§ GOAL: Below are some records; reproduce every one of them exactly.

[Extracted records]
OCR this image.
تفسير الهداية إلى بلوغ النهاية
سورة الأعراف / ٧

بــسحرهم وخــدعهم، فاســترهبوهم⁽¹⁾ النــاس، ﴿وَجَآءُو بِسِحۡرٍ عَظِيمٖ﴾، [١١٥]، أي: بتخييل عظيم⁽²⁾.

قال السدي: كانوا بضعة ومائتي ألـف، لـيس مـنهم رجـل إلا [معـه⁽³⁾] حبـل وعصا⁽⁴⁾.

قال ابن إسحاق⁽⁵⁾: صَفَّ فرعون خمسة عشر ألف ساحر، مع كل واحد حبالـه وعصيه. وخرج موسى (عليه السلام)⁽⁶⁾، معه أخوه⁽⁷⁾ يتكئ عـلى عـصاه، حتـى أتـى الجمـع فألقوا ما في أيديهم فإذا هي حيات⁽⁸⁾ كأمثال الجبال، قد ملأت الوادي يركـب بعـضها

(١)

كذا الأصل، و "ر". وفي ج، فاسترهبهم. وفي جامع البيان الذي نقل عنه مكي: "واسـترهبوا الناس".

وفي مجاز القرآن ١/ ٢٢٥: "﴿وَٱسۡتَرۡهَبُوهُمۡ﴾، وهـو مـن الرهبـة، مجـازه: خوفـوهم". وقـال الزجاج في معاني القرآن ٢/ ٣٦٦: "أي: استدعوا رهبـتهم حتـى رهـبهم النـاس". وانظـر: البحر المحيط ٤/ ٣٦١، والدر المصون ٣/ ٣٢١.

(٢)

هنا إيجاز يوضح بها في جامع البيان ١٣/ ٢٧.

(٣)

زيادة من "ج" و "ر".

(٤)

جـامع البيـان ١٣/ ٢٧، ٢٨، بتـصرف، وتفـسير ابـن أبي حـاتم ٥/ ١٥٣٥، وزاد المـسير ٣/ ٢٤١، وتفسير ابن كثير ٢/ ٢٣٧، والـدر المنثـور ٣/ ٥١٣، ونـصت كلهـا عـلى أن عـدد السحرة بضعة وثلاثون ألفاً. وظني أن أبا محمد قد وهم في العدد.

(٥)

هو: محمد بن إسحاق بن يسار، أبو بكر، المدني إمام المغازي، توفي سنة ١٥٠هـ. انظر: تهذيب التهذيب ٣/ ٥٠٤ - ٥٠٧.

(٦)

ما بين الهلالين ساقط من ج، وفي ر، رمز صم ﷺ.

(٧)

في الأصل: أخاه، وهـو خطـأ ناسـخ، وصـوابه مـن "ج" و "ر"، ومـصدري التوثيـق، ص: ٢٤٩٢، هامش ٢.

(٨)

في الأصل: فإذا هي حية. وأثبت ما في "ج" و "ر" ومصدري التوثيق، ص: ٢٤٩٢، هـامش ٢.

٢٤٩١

§ RESPONSE TO THIS TASK:
OCR this image.
تفسير الهداية إلى بلوغ النهاية
سورة الأعراف / ٧

بــسحرهم وخــدعهم، فاســترهبوهم⁽¹⁾ النــاس، ﴿وَجَآءُو بِسِحۡرٍ عَظِيمٖ﴾، [١١٥]، أي: بتخييل عظيم⁽²⁾.

قال السدي: كانوا بضعة ومائتي ألـف، لـيس مـنهم رجـل إلا [معـه⁽³⁾] حبـل وعصا⁽⁴⁾.

قال ابن إسحاق⁽⁵⁾: صَفَّ فرعون خمسة عشر ألف ساحر، مع كل واحد حبالـه وعصيه. وخرج موسى (عليه السلام)⁽⁶⁾، معه أخوه⁽⁷⁾ يتكئ عـلى عـصاه، حتـى أتـى الجمـع فألقوا ما في أيديهم فإذا هي حيات⁽⁸⁾ كأمثال الجبال، قد ملأت الوادي يركـب بعـضها

(١)

كذا الأصل، و "ر". وفي ج، فاسترهبهم. وفي جامع البيان الذي نقل عنه مكي: "واسـترهبوا الناس".

وفي مجاز القرآن ١/ ٢٢٥: "﴿وَٱسۡتَرۡهَبُوهُمۡ﴾، وهـو مـن الرهبـة، مجـازه: خوفـوهم". وقـال الزجاج في معاني القرآن ٢/ ٣٦٦: "أي: استدعوا رهبـتهم حتـى رهـبهم النـاس". وانظـر: البحر المحيط ٤/ ٣٦١، والدر المصون ٣/ ٣٢١.

(٢)

هنا إيجاز يوضح بها في جامع البيان ١٣/ ٢٧.

(٣)

زيادة من "ج" و "ر".

(٤)

جـامع البيـان ١٣/ ٢٧، ٢٨، بتـصرف، وتفـسير ابـن أبي حـاتم ٥/ ١٥٣٥، وزاد المـسير ٣/ ٢٤١، وتفسير ابن كثير ٢/ ٢٣٧، والـدر المنثـور ٣/ ٥١٣، ونـصت كلهـا عـلى أن عـدد السحرة بضعة وثلاثون ألفاً. وظني أن أبا محمد قد وهم في العدد.

(٥)

هو: محمد بن إسحاق بن يسار، أبو بكر، المدني إمام المغازي، توفي سنة ١٥٠هـ. انظر: تهذيب التهذيب ٣/ ٥٠٤ - ٥٠٧.

(٦)

ما بين الهلالين ساقط من ج، وفي ر، رمز صم ﷺ.

(٧)

في الأصل: أخاه، وهـو خطـأ ناسـخ، وصـوابه مـن "ج" و "ر"، ومـصدري التوثيـق، ص: ٢٤٩٢، هامش ٢.

(٨)

في الأصل: فإذا هي حية. وأثبت ما في "ج" و "ر" ومصدري التوثيق، ص: ٢٤٩٢، هـامش ٢.

٢٤٩١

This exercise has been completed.